REQUIREMENT> Reproduce each of the lines word for word.

Records contained in a dataset
#####

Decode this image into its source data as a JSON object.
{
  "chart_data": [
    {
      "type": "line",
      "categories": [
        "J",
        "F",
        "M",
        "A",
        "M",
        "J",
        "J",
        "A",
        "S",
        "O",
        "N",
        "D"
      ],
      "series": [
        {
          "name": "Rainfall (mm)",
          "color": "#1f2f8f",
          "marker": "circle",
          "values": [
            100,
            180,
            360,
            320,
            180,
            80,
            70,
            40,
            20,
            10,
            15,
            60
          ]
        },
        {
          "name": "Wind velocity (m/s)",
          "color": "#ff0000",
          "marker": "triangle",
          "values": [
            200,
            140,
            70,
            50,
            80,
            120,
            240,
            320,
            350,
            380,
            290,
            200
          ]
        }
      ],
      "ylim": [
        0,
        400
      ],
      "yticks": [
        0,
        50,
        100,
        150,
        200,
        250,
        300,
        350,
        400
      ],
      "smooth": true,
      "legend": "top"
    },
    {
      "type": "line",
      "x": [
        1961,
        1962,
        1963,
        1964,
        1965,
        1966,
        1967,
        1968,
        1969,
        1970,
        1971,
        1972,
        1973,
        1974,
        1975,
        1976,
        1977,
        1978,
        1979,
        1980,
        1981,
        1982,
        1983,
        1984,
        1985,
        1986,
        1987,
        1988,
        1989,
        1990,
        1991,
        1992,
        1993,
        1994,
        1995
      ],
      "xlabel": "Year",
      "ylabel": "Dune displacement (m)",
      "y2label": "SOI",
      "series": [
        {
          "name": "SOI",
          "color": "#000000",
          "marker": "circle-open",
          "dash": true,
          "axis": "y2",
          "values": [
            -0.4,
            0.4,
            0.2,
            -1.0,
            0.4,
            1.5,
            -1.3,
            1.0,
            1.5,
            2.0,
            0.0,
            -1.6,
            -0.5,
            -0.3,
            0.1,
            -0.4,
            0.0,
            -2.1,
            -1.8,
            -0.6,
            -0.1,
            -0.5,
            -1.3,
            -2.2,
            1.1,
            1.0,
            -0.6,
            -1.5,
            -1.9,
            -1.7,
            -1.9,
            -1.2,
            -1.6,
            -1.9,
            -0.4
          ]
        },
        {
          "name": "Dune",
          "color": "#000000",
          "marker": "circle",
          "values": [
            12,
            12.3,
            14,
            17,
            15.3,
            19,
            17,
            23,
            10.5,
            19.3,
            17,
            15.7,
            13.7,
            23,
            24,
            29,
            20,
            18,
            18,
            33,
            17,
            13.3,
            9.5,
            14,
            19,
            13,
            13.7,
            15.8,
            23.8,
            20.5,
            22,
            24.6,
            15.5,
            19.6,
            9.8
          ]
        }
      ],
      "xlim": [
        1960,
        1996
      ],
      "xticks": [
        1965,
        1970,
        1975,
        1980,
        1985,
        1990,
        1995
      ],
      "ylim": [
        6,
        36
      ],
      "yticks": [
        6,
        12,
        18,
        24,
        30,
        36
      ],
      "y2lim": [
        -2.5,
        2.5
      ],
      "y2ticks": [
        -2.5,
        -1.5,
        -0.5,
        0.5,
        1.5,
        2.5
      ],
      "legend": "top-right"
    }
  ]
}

#####

OUTPUT OF THE EXERCISE>
Decode this image into its source data as a JSON object.
{
  "chart_data": [
    {
      "type": "line",
      "categories": [
        "J",
        "F",
        "M",
        "A",
        "M",
        "J",
        "J",
        "A",
        "S",
        "O",
        "N",
        "D"
      ],
      "series": [
        {
          "name": "Rainfall (mm)",
          "color": "#1f2f8f",
          "marker": "circle",
          "values": [
            100,
            180,
            360,
            320,
            180,
            80,
            70,
            40,
            20,
            10,
            15,
            60
          ]
        },
        {
          "name": "Wind velocity (m/s)",
          "color": "#ff0000",
          "marker": "triangle",
          "values": [
            200,
            140,
            70,
            50,
            80,
            120,
            240,
            320,
            350,
            380,
            290,
            200
          ]
        }
      ],
      "ylim": [
        0,
        400
      ],
      "yticks": [
        0,
        50,
        100,
        150,
        200,
        250,
        300,
        350,
        400
      ],
      "smooth": true,
      "legend": "top"
    },
    {
      "type": "line",
      "x": [
        1961,
        1962,
        1963,
        1964,
        1965,
        1966,
        1967,
        1968,
        1969,
        1970,
        1971,
        1972,
        1973,
        1974,
        1975,
        1976,
        1977,
        1978,
        1979,
        1980,
        1981,
        1982,
        1983,
        1984,
        1985,
        1986,
        1987,
        1988,
        1989,
        1990,
        1991,
        1992,
        1993,
        1994,
        1995
      ],
      "xlabel": "Year",
      "ylabel": "Dune displacement (m)",
      "y2label": "SOI",
      "series": [
        {
          "name": "SOI",
          "color": "#000000",
          "marker": "circle-open",
          "dash": true,
          "axis": "y2",
          "values": [
            -0.4,
            0.4,
            0.2,
            -1.0,
            0.4,
            1.5,
            -1.3,
            1.0,
            1.5,
            2.0,
            0.0,
            -1.6,
            -0.5,
            -0.3,
            0.1,
            -0.4,
            0.0,
            -2.1,
            -1.8,
            -0.6,
            -0.1,
            -0.5,
            -1.3,
            -2.2,
            1.1,
            1.0,
            -0.6,
            -1.5,
            -1.9,
            -1.7,
            -1.9,
            -1.2,
            -1.6,
            -1.9,
            -0.4
          ]
        },
        {
          "name": "Dune",
          "color": "#000000",
          "marker": "circle",
          "values": [
            12,
            12.3,
            14,
            17,
            15.3,
            19,
            17,
            23,
            10.5,
            19.3,
            17,
            15.7,
            13.7,
            23,
            24,
            29,
            20,
            18,
            18,
            33,
            17,
            13.3,
            9.5,
            14,
            19,
            13,
            13.7,
            15.8,
            23.8,
            20.5,
            22,
            24.6,
            15.5,
            19.6,
            9.8
          ]
        }
      ],
      "xlim": [
        1960,
        1996
      ],
      "xticks": [
        1965,
        1970,
        1975,
        1980,
        1985,
        1990,
        1995
      ],
      "ylim": [
        6,
        36
      ],
      "yticks": [
        6,
        12,
        18,
        24,
        30,
        36
      ],
      "y2lim": [
        -2.5,
        2.5
      ],
      "y2ticks": [
        -2.5,
        -1.5,
        -0.5,
        0.5,
        1.5,
        2.5
      ],
      "legend": "top-right"
    }
  ]
}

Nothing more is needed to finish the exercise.